_Prompt:_ In the entries, find all lines that hold the word "must" and copy them.

begin Dataset excerpts

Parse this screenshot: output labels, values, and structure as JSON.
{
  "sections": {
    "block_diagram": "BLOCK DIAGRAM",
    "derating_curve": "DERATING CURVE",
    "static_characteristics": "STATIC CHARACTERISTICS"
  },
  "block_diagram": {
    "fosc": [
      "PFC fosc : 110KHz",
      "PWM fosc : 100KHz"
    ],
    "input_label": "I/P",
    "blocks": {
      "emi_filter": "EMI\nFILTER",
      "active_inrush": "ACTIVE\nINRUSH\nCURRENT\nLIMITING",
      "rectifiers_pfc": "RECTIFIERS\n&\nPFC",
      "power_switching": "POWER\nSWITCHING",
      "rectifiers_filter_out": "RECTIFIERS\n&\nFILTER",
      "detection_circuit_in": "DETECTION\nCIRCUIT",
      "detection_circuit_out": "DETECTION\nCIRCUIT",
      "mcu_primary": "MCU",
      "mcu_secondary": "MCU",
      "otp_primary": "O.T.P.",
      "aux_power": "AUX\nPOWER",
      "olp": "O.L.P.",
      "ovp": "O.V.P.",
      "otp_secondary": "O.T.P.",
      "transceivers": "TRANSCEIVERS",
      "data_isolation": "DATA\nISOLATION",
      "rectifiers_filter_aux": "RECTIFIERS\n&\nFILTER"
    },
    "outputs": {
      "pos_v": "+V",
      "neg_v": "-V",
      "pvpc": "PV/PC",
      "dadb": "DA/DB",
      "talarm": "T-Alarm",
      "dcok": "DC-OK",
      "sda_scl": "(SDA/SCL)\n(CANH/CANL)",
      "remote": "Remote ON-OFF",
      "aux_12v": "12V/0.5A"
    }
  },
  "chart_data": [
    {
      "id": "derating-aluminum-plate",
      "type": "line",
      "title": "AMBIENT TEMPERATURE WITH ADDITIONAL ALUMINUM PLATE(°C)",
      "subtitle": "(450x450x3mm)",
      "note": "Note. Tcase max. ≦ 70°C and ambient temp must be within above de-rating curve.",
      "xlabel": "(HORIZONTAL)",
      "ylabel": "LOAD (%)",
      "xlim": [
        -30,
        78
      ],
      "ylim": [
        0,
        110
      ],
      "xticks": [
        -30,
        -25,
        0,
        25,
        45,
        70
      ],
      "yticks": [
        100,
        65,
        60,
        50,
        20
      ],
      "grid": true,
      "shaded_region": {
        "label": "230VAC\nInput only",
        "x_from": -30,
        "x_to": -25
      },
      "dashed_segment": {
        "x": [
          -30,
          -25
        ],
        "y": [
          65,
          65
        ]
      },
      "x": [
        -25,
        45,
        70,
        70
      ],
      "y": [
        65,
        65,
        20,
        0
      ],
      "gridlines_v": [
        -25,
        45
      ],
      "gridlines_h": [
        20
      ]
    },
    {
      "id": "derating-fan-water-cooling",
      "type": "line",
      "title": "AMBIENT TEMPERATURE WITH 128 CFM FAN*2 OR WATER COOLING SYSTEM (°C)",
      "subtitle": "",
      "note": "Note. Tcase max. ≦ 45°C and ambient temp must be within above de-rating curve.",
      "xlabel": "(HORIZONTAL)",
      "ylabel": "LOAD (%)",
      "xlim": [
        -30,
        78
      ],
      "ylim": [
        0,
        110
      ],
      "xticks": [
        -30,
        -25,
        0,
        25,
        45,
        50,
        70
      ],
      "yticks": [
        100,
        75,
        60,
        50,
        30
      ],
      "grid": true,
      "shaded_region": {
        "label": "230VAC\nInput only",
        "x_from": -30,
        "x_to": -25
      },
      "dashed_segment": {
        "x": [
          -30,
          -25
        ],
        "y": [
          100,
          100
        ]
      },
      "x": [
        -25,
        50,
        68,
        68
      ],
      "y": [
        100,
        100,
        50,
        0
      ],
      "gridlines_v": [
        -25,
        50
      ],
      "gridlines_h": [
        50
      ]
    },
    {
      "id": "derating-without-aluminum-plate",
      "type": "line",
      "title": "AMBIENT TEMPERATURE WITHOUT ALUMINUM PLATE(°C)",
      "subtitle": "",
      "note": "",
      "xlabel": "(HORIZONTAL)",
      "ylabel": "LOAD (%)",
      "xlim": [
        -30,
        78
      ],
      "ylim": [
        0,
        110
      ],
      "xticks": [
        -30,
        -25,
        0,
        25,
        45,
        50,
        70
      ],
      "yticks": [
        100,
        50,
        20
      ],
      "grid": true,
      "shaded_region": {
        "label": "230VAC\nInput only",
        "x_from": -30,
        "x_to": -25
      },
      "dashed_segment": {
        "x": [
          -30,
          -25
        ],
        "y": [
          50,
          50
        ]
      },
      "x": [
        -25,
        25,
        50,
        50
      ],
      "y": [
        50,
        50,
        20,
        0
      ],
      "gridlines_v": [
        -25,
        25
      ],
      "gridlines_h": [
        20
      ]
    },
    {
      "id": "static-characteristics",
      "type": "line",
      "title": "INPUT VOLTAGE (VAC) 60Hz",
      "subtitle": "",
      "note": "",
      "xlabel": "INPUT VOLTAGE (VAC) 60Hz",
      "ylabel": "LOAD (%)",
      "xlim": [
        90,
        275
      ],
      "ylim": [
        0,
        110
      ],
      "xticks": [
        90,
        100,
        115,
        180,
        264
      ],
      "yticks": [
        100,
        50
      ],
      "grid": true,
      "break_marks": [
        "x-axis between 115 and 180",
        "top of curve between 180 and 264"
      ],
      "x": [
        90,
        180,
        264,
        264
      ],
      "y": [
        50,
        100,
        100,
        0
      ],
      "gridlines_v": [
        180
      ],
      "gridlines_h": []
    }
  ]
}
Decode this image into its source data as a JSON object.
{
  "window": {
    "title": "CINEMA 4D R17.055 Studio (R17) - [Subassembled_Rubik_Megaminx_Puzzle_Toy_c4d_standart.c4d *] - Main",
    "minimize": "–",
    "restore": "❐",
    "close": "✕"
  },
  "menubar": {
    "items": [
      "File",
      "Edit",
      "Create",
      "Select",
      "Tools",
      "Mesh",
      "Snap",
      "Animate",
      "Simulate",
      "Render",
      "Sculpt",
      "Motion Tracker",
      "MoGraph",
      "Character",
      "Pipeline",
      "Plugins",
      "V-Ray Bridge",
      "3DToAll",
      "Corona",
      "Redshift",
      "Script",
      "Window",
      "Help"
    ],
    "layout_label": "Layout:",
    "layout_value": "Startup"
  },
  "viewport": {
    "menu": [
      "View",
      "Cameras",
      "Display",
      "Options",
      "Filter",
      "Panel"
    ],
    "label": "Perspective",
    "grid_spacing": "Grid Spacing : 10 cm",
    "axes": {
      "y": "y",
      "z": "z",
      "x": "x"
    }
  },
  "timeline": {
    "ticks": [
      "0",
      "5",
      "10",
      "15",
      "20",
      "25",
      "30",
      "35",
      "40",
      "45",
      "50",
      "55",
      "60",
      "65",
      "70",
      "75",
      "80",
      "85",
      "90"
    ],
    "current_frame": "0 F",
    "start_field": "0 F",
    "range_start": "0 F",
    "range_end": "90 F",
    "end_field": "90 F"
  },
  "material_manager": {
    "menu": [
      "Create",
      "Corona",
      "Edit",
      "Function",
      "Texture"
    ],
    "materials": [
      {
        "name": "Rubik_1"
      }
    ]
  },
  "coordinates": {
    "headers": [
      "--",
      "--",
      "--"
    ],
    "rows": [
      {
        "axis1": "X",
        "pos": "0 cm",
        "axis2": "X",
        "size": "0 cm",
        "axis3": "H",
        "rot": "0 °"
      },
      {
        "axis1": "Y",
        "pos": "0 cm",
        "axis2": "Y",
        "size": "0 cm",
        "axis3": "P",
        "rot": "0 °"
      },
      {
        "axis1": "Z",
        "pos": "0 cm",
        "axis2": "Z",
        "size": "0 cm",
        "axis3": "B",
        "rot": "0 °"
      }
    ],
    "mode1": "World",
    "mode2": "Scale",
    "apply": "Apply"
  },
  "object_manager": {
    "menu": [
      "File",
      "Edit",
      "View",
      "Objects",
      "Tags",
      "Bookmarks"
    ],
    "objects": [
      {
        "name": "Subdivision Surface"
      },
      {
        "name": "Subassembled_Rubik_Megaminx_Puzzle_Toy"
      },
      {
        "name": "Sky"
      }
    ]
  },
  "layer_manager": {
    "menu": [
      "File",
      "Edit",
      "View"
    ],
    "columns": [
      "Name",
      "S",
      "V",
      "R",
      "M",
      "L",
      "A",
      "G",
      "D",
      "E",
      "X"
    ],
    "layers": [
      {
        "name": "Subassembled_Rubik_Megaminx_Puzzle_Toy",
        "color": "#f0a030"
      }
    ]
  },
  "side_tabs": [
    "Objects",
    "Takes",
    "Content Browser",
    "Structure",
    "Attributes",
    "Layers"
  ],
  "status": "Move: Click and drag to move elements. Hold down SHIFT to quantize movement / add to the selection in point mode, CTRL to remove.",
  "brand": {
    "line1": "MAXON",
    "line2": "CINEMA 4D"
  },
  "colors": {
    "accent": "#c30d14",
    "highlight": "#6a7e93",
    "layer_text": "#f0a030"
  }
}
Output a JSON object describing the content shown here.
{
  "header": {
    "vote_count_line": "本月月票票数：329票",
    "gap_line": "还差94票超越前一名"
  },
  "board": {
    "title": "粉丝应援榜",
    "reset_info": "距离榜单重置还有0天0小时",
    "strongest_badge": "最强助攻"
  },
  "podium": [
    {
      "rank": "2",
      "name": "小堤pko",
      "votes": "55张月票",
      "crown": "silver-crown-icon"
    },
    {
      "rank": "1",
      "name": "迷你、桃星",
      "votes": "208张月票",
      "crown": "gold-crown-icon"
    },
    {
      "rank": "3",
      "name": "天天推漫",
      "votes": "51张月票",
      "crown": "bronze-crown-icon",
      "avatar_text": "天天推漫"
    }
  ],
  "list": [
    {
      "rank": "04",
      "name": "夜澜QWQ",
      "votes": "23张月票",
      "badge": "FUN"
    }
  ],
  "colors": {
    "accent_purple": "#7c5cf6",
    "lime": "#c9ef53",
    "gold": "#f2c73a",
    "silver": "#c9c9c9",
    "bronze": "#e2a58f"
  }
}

end Dataset excerpts

_Task answer:_
      "note": "Note. Tcase max. ≦ 70°C and ambient temp must be within above de-rating curve.",
      "note": "Note. Tcase max. ≦ 45°C and ambient temp must be within above de-rating curve.",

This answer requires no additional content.